- **DESCRIPTION OF THE TASK**
Spot every line with the word "Ежегодно" and return it.
***
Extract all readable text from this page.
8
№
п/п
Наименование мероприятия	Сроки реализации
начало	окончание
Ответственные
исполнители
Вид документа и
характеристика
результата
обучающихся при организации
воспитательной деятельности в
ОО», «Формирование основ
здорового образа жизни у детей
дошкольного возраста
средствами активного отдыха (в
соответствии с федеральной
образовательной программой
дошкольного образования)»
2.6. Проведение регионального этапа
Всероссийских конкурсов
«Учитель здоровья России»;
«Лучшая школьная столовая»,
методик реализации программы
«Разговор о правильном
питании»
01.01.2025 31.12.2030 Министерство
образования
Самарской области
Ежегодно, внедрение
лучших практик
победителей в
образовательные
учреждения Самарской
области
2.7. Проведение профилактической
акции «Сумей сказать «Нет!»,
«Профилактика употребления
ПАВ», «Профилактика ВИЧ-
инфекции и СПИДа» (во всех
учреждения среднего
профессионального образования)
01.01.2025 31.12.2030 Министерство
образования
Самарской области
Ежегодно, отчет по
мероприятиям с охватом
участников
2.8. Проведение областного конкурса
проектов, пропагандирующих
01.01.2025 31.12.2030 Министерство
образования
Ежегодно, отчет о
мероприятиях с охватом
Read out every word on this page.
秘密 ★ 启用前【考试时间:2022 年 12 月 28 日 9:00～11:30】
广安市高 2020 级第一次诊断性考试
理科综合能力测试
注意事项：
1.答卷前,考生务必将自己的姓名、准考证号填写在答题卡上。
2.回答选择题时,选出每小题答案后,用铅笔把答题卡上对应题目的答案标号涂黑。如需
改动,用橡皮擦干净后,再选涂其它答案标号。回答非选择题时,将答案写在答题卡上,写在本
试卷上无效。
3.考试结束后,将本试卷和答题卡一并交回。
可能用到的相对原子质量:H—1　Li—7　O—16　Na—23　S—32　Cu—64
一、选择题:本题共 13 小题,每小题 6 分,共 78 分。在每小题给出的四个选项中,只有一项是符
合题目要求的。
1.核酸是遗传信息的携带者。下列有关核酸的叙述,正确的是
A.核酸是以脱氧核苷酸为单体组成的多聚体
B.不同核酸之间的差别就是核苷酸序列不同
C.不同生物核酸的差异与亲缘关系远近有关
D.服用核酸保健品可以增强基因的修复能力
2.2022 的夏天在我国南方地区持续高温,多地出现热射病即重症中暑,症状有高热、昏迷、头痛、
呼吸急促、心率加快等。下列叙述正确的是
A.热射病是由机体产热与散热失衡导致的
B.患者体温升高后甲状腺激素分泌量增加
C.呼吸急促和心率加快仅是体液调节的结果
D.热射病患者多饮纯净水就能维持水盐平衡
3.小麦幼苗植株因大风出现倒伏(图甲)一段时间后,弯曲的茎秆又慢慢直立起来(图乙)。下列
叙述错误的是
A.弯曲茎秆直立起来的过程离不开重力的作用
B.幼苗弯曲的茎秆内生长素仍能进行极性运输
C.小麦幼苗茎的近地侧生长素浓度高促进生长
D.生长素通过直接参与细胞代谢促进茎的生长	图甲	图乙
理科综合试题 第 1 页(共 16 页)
***
- **TASK SOLUTION**
Ежегодно, внедрение
Ежегодно, отчет по
Ежегодно, отчет о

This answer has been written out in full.